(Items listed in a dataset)

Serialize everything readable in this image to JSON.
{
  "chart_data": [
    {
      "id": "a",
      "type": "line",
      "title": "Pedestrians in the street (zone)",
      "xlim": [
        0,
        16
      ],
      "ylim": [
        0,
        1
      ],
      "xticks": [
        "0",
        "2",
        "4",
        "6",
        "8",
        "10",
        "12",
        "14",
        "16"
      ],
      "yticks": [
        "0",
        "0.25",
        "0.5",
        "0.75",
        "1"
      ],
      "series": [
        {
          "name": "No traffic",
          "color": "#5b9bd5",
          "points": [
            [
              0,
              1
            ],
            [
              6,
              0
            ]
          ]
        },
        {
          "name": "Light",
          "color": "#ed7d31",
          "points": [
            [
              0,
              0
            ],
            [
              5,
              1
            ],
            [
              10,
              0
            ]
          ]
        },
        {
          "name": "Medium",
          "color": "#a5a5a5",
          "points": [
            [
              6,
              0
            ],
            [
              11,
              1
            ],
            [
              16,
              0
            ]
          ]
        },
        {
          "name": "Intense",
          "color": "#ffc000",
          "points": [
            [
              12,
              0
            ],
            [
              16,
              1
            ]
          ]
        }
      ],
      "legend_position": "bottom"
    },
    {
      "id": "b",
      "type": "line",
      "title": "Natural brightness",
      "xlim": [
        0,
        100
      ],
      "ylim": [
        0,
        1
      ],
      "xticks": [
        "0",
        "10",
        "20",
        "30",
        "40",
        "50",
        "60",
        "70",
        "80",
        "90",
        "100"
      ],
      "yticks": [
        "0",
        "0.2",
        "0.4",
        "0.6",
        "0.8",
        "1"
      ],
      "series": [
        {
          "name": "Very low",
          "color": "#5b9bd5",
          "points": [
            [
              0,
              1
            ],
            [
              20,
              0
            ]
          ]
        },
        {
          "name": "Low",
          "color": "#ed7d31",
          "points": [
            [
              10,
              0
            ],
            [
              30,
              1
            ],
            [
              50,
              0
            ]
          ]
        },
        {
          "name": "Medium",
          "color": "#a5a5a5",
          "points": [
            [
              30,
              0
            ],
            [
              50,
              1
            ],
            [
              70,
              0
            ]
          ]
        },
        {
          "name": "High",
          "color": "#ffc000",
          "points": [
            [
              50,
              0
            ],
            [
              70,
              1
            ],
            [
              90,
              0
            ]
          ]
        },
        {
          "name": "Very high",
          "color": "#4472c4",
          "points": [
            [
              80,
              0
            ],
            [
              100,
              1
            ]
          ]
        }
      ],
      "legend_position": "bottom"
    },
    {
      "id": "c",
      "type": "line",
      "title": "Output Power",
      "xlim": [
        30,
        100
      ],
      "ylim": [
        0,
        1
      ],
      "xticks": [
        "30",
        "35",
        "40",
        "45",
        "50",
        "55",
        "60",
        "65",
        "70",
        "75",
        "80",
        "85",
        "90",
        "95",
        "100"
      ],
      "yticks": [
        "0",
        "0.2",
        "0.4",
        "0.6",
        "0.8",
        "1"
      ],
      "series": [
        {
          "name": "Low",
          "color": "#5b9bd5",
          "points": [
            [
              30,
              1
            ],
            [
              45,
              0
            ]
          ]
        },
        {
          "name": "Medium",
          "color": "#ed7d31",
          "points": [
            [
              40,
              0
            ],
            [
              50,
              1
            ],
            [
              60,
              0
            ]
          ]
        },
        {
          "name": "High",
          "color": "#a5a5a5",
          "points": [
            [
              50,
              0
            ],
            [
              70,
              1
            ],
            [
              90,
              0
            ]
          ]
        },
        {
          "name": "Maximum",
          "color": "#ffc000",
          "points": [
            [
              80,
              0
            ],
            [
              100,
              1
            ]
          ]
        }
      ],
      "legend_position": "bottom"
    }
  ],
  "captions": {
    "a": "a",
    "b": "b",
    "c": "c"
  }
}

## What the task requires
Return every entry verbatim.

## Exercise response
Serialize everything readable in this image to JSON.
{
  "chart_data": [
    {
      "id": "a",
      "type": "line",
      "title": "Pedestrians in the street (zone)",
      "xlim": [
        0,
        16
      ],
      "ylim": [
        0,
        1
      ],
      "xticks": [
        "0",
        "2",
        "4",
        "6",
        "8",
        "10",
        "12",
        "14",
        "16"
      ],
      "yticks": [
        "0",
        "0.25",
        "0.5",
        "0.75",
        "1"
      ],
      "series": [
        {
          "name": "No traffic",
          "color": "#5b9bd5",
          "points": [
            [
              0,
              1
            ],
            [
              6,
              0
            ]
          ]
        },
        {
          "name": "Light",
          "color": "#ed7d31",
          "points": [
            [
              0,
              0
            ],
            [
              5,
              1
            ],
            [
              10,
              0
            ]
          ]
        },
        {
          "name": "Medium",
          "color": "#a5a5a5",
          "points": [
            [
              6,
              0
            ],
            [
              11,
              1
            ],
            [
              16,
              0
            ]
          ]
        },
        {
          "name": "Intense",
          "color": "#ffc000",
          "points": [
            [
              12,
              0
            ],
            [
              16,
              1
            ]
          ]
        }
      ],
      "legend_position": "bottom"
    },
    {
      "id": "b",
      "type": "line",
      "title": "Natural brightness",
      "xlim": [
        0,
        100
      ],
      "ylim": [
        0,
        1
      ],
      "xticks": [
        "0",
        "10",
        "20",
        "30",
        "40",
        "50",
        "60",
        "70",
        "80",
        "90",
        "100"
      ],
      "yticks": [
        "0",
        "0.2",
        "0.4",
        "0.6",
        "0.8",
        "1"
      ],
      "series": [
        {
          "name": "Very low",
          "color": "#5b9bd5",
          "points": [
            [
              0,
              1
            ],
            [
              20,
              0
            ]
          ]
        },
        {
          "name": "Low",
          "color": "#ed7d31",
          "points": [
            [
              10,
              0
            ],
            [
              30,
              1
            ],
            [
              50,
              0
            ]
          ]
        },
        {
          "name": "Medium",
          "color": "#a5a5a5",
          "points": [
            [
              30,
              0
            ],
            [
              50,
              1
            ],
            [
              70,
              0
            ]
          ]
        },
        {
          "name": "High",
          "color": "#ffc000",
          "points": [
            [
              50,
              0
            ],
            [
              70,
              1
            ],
            [
              90,
              0
            ]
          ]
        },
        {
          "name": "Very high",
          "color": "#4472c4",
          "points": [
            [
              80,
              0
            ],
            [
              100,
              1
            ]
          ]
        }
      ],
      "legend_position": "bottom"
    },
    {
      "id": "c",
      "type": "line",
      "title": "Output Power",
      "xlim": [
        30,
        100
      ],
      "ylim": [
        0,
        1
      ],
      "xticks": [
        "30",
        "35",
        "40",
        "45",
        "50",
        "55",
        "60",
        "65",
        "70",
        "75",
        "80",
        "85",
        "90",
        "95",
        "100"
      ],
      "yticks": [
        "0",
        "0.2",
        "0.4",
        "0.6",
        "0.8",
        "1"
      ],
      "series": [
        {
          "name": "Low",
          "color": "#5b9bd5",
          "points": [
            [
              30,
              1
            ],
            [
              45,
              0
            ]
          ]
        },
        {
          "name": "Medium",
          "color": "#ed7d31",
          "points": [
            [
              40,
              0
            ],
            [
              50,
              1
            ],
            [
              60,
              0
            ]
          ]
        },
        {
          "name": "High",
          "color": "#a5a5a5",
          "points": [
            [
              50,
              0
            ],
            [
              70,
              1
            ],
            [
              90,
              0
            ]
          ]
        },
        {
          "name": "Maximum",
          "color": "#ffc000",
          "points": [
            [
              80,
              0
            ],
            [
              100,
              1
            ]
          ]
        }
      ],
      "legend_position": "bottom"
    }
  ],
  "captions": {
    "a": "a",
    "b": "b",
    "c": "c"
  }
}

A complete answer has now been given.